Write out the complete material exactly as it stands.

[Structured figure records]
•••••
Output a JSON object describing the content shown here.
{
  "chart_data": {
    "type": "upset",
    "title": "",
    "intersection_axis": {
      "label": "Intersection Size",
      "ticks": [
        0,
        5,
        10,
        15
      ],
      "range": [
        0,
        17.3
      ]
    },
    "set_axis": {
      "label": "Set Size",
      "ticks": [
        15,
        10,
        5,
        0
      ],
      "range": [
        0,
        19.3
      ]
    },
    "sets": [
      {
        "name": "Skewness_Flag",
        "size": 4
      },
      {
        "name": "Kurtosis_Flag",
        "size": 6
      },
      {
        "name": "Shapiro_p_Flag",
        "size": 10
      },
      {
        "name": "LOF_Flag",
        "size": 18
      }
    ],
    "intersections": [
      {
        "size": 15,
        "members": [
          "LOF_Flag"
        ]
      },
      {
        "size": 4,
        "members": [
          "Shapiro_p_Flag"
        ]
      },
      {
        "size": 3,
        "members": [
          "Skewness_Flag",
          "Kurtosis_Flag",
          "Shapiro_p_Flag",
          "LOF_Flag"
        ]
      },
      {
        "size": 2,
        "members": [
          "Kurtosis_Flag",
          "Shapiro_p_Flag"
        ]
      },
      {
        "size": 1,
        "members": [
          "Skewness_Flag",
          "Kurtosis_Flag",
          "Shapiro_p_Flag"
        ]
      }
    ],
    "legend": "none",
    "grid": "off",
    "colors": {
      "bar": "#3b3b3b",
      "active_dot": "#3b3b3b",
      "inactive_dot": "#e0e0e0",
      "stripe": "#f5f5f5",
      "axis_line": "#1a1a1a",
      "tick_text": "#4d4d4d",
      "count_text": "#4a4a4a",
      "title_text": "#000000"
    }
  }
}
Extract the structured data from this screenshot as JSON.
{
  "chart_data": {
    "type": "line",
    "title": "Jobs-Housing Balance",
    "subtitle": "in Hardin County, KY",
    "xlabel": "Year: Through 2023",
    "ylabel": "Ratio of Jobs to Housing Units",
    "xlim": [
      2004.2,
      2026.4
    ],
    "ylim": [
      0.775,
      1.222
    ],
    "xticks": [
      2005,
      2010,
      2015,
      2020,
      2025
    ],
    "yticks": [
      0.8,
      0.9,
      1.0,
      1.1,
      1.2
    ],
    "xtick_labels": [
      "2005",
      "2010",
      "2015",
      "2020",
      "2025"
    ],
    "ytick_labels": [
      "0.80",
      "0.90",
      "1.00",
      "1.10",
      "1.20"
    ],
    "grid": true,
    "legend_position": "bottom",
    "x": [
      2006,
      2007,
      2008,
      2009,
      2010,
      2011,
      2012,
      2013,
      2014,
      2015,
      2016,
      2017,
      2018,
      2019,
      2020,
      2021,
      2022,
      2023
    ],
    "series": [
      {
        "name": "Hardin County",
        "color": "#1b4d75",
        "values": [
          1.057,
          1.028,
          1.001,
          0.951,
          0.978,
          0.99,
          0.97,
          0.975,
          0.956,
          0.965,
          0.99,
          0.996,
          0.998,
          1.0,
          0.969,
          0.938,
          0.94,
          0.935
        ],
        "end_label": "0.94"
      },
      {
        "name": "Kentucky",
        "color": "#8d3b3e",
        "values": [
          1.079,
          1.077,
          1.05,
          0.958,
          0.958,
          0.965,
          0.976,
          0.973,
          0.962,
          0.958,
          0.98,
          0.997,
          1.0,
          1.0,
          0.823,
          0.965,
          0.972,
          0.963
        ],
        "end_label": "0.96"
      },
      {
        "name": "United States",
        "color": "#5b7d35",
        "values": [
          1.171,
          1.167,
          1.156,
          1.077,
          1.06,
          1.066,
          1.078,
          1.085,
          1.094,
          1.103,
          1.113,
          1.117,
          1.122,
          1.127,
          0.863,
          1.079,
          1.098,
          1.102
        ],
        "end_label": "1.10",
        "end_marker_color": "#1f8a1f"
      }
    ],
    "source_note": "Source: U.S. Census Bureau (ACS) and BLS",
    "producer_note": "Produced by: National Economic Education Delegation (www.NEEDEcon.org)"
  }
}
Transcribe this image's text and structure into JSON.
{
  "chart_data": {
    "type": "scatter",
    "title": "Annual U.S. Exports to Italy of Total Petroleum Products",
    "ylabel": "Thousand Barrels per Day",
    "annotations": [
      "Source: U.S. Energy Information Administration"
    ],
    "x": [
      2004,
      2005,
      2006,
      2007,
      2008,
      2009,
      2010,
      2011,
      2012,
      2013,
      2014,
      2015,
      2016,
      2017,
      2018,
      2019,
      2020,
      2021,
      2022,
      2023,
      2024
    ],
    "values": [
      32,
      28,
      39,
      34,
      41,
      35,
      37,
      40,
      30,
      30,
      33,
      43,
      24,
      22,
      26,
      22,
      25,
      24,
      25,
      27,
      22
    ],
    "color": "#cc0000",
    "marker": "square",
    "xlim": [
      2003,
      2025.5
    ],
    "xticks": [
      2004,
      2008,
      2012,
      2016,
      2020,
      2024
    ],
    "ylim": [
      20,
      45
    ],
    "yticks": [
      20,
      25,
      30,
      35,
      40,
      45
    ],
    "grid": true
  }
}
•••••
REPLY -
Output a JSON object describing the content shown here.
{
  "chart_data": {
    "type": "upset",
    "title": "",
    "intersection_axis": {
      "label": "Intersection Size",
      "ticks": [
        0,
        5,
        10,
        15
      ],
      "range": [
        0,
        17.3
      ]
    },
    "set_axis": {
      "label": "Set Size",
      "ticks": [
        15,
        10,
        5,
        0
      ],
      "range": [
        0,
        19.3
      ]
    },
    "sets": [
      {
        "name": "Skewness_Flag",
        "size": 4
      },
      {
        "name": "Kurtosis_Flag",
        "size": 6
      },
      {
        "name": "Shapiro_p_Flag",
        "size": 10
      },
      {
        "name": "LOF_Flag",
        "size": 18
      }
    ],
    "intersections": [
      {
        "size": 15,
        "members": [
          "LOF_Flag"
        ]
      },
      {
        "size": 4,
        "members": [
          "Shapiro_p_Flag"
        ]
      },
      {
        "size": 3,
        "members": [
          "Skewness_Flag",
          "Kurtosis_Flag",
          "Shapiro_p_Flag",
          "LOF_Flag"
        ]
      },
      {
        "size": 2,
        "members": [
          "Kurtosis_Flag",
          "Shapiro_p_Flag"
        ]
      },
      {
        "size": 1,
        "members": [
          "Skewness_Flag",
          "Kurtosis_Flag",
          "Shapiro_p_Flag"
        ]
      }
    ],
    "legend": "none",
    "grid": "off",
    "colors": {
      "bar": "#3b3b3b",
      "active_dot": "#3b3b3b",
      "inactive_dot": "#e0e0e0",
      "stripe": "#f5f5f5",
      "axis_line": "#1a1a1a",
      "tick_text": "#4d4d4d",
      "count_text": "#4a4a4a",
      "title_text": "#000000"
    }
  }
}
Extract the structured data from this screenshot as JSON.
{
  "chart_data": {
    "type": "line",
    "title": "Jobs-Housing Balance",
    "subtitle": "in Hardin County, KY",
    "xlabel": "Year: Through 2023",
    "ylabel": "Ratio of Jobs to Housing Units",
    "xlim": [
      2004.2,
      2026.4
    ],
    "ylim": [
      0.775,
      1.222
    ],
    "xticks": [
      2005,
      2010,
      2015,
      2020,
      2025
    ],
    "yticks": [
      0.8,
      0.9,
      1.0,
      1.1,
      1.2
    ],
    "xtick_labels": [
      "2005",
      "2010",
      "2015",
      "2020",
      "2025"
    ],
    "ytick_labels": [
      "0.80",
      "0.90",
      "1.00",
      "1.10",
      "1.20"
    ],
    "grid": true,
    "legend_position": "bottom",
    "x": [
      2006,
      2007,
      2008,
      2009,
      2010,
      2011,
      2012,
      2013,
      2014,
      2015,
      2016,
      2017,
      2018,
      2019,
      2020,
      2021,
      2022,
      2023
    ],
    "series": [
      {
        "name": "Hardin County",
        "color": "#1b4d75",
        "values": [
          1.057,
          1.028,
          1.001,
          0.951,
          0.978,
          0.99,
          0.97,
          0.975,
          0.956,
          0.965,
          0.99,
          0.996,
          0.998,
          1.0,
          0.969,
          0.938,
          0.94,
          0.935
        ],
        "end_label": "0.94"
      },
      {
        "name": "Kentucky",
        "color": "#8d3b3e",
        "values": [
          1.079,
          1.077,
          1.05,
          0.958,
          0.958,
          0.965,
          0.976,
          0.973,
          0.962,
          0.958,
          0.98,
          0.997,
          1.0,
          1.0,
          0.823,
          0.965,
          0.972,
          0.963
        ],
        "end_label": "0.96"
      },
      {
        "name": "United States",
        "color": "#5b7d35",
        "values": [
          1.171,
          1.167,
          1.156,
          1.077,
          1.06,
          1.066,
          1.078,
          1.085,
          1.094,
          1.103,
          1.113,
          1.117,
          1.122,
          1.127,
          0.863,
          1.079,
          1.098,
          1.102
        ],
        "end_label": "1.10",
        "end_marker_color": "#1f8a1f"
      }
    ],
    "source_note": "Source: U.S. Census Bureau (ACS) and BLS",
    "producer_note": "Produced by: National Economic Education Delegation (www.NEEDEcon.org)"
  }
}
Transcribe this image's text and structure into JSON.
{
  "chart_data": {
    "type": "scatter",
    "title": "Annual U.S. Exports to Italy of Total Petroleum Products",
    "ylabel": "Thousand Barrels per Day",
    "annotations": [
      "Source: U.S. Energy Information Administration"
    ],
    "x": [
      2004,
      2005,
      2006,
      2007,
      2008,
      2009,
      2010,
      2011,
      2012,
      2013,
      2014,
      2015,
      2016,
      2017,
      2018,
      2019,
      2020,
      2021,
      2022,
      2023,
      2024
    ],
    "values": [
      32,
      28,
      39,
      34,
      41,
      35,
      37,
      40,
      30,
      30,
      33,
      43,
      24,
      22,
      26,
      22,
      25,
      24,
      25,
      27,
      22
    ],
    "color": "#cc0000",
    "marker": "square",
    "xlim": [
      2003,
      2025.5
    ],
    "xticks": [
      2004,
      2008,
      2012,
      2016,
      2020,
      2024
    ],
    "ylim": [
      20,
      45
    ],
    "yticks": [
      20,
      25,
      30,
      35,
      40,
      45
    ],
    "grid": true
  }
}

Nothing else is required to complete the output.